TASK GOAL: Go through the entries and say how many lines contain the string "score". The number is the whole answer.

STORED DATA:
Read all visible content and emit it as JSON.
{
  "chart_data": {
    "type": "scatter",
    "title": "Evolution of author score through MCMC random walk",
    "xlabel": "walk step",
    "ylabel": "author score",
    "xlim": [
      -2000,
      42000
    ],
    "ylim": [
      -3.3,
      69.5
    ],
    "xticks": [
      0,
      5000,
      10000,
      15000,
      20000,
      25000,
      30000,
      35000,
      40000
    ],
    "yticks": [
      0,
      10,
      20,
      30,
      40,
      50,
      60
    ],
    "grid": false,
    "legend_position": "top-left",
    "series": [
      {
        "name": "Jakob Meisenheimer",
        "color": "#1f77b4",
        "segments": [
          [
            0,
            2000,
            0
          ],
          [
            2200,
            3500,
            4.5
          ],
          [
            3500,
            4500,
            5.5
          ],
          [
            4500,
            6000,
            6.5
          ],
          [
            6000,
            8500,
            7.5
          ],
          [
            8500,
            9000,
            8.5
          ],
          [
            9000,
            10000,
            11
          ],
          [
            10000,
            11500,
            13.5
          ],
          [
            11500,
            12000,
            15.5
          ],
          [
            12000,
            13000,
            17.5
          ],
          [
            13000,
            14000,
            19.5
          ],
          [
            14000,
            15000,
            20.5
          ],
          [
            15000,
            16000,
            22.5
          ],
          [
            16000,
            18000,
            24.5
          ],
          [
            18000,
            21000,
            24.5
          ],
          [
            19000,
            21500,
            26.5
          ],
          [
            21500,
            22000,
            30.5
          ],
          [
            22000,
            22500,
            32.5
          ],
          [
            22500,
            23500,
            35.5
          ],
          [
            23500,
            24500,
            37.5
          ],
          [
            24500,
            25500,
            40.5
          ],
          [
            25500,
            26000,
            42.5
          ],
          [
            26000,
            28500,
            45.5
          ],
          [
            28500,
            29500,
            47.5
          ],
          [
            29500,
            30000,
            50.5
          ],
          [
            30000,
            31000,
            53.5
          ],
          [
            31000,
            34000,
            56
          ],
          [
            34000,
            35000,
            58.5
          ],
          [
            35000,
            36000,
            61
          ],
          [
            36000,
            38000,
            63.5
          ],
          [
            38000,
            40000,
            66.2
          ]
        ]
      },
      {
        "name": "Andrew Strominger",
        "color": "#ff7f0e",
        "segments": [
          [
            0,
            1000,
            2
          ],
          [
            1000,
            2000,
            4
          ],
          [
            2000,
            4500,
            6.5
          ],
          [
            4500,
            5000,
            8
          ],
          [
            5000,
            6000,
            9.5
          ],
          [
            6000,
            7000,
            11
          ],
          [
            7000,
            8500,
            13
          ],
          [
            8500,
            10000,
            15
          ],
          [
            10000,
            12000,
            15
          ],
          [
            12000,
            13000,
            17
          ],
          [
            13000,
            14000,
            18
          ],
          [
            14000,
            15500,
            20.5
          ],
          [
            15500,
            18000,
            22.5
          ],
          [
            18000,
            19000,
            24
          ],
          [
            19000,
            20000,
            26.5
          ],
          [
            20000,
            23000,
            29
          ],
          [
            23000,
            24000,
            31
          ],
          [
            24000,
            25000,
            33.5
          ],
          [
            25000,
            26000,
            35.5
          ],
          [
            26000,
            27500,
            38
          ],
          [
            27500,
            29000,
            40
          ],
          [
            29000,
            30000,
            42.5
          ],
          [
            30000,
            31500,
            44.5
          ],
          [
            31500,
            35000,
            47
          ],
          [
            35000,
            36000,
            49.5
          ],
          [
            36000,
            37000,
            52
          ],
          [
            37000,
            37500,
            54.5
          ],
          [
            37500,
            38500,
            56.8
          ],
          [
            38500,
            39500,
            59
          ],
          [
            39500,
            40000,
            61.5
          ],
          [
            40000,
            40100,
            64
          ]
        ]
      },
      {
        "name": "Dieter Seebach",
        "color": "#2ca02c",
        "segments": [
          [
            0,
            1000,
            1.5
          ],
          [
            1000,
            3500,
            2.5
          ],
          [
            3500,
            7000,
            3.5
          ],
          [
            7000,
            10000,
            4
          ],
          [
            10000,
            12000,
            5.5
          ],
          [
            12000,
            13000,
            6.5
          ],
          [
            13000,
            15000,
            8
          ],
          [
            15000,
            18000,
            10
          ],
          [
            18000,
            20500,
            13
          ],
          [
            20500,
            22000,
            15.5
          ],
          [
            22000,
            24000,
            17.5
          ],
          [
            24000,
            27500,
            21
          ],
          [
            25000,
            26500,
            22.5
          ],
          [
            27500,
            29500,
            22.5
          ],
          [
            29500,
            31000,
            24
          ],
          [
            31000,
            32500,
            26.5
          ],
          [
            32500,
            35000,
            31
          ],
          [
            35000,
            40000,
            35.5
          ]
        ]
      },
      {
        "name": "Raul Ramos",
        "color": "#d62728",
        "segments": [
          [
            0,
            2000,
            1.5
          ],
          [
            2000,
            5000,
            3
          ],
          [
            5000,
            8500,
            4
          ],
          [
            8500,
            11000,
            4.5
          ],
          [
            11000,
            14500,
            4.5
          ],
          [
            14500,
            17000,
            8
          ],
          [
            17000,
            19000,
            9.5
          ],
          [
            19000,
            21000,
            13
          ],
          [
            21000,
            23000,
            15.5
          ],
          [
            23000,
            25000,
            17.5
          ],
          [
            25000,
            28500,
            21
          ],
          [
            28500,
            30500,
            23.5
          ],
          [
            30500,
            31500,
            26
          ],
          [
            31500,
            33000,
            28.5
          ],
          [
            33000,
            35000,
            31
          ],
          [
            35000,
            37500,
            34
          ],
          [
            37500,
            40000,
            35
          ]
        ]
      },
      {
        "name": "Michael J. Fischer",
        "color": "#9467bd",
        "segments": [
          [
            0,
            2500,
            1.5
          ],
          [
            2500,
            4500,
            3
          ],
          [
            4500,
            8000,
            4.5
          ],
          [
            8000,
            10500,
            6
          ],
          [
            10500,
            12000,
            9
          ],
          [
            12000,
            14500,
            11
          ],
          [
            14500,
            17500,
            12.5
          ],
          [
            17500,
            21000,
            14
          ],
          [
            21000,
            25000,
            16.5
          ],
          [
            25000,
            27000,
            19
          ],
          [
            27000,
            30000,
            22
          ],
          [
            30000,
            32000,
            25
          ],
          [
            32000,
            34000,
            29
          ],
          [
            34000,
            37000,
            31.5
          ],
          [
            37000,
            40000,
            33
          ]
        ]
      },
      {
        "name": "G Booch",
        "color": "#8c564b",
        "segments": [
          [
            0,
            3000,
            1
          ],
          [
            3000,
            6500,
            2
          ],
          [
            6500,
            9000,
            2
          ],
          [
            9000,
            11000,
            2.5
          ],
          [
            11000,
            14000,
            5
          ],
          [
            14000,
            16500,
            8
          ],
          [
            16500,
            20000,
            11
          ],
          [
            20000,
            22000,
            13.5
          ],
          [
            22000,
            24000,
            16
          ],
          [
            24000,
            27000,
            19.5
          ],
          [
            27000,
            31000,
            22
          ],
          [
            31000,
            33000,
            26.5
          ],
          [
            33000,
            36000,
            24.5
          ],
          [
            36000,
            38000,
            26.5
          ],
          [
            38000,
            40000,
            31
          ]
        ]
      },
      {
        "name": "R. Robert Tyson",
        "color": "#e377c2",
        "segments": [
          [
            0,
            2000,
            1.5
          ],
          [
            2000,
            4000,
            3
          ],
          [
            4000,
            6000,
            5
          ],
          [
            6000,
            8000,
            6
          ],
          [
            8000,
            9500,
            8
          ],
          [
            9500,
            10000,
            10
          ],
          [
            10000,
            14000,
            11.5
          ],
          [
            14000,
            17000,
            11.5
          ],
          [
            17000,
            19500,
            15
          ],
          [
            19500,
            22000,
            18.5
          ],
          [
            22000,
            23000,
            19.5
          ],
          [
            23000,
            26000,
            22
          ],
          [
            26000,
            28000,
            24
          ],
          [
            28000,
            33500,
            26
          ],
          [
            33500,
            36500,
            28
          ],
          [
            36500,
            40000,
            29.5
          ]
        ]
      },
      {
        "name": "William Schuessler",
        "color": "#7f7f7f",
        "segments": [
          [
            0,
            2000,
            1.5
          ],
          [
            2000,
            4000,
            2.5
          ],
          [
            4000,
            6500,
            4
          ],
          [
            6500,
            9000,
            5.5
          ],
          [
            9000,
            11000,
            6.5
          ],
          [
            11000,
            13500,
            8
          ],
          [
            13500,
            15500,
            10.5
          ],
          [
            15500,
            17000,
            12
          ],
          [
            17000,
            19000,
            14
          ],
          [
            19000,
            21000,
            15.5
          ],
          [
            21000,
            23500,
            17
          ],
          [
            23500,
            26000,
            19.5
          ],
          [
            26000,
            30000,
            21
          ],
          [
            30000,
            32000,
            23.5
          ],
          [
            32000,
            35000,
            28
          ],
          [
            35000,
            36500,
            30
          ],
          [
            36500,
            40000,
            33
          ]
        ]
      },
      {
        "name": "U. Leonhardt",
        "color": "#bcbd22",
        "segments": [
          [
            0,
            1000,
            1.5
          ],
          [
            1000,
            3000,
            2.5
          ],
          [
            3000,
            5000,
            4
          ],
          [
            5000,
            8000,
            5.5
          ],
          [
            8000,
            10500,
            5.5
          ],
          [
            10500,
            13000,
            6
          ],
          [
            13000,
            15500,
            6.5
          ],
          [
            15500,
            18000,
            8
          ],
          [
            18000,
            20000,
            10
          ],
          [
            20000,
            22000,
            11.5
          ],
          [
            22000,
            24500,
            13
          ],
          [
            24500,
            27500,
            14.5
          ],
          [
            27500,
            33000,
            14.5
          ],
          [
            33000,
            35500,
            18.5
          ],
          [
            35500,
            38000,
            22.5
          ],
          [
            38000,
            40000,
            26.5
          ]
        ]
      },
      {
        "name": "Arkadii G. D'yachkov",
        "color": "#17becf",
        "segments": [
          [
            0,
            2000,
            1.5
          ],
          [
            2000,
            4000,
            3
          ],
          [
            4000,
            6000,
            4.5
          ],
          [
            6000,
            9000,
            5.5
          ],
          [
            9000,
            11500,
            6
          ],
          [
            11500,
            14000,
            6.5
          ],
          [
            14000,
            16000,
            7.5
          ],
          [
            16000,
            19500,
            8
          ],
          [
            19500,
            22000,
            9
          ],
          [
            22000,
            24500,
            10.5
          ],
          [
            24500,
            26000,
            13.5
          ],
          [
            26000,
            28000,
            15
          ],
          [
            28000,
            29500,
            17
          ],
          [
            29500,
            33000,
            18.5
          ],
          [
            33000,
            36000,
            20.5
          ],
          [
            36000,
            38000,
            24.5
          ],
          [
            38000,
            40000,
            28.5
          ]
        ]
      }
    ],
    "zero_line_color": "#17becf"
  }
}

RESULT OF THE EXERCISE: 2